Please transcribe the data below exactly. Leave the pictures out.

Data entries
-*-

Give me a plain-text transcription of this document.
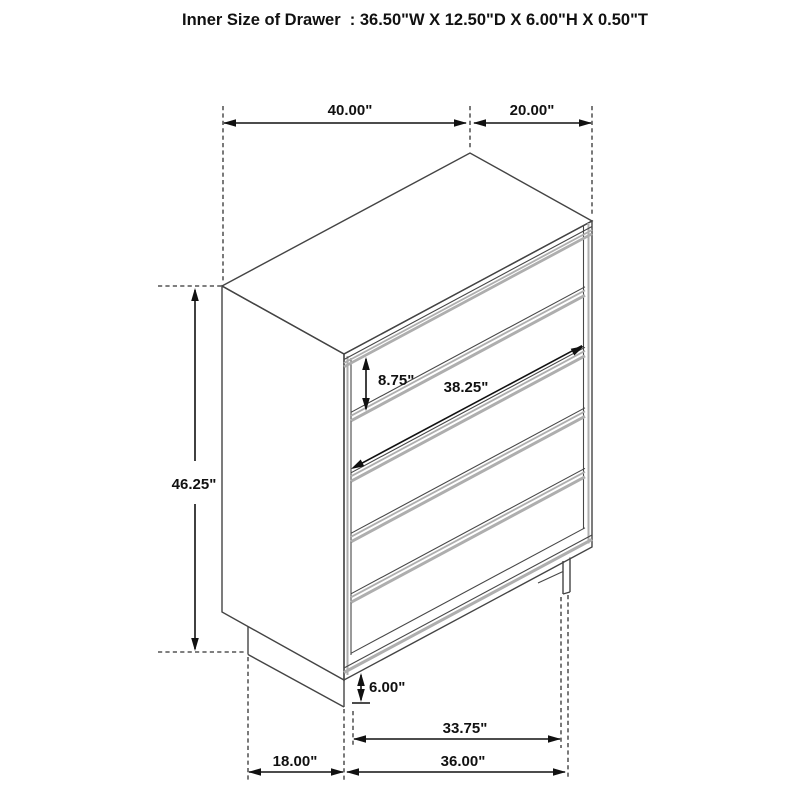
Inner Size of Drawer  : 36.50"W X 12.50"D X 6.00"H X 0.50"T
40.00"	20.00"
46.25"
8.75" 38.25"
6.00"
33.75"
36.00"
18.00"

-*-

** The result **
Give me a plain-text transcription of this document.
Inner Size of Drawer  : 36.50"W X 12.50"D X 6.00"H X 0.50"T
40.00"	20.00"
46.25"
8.75" 38.25"
6.00"
33.75"
36.00"
18.00"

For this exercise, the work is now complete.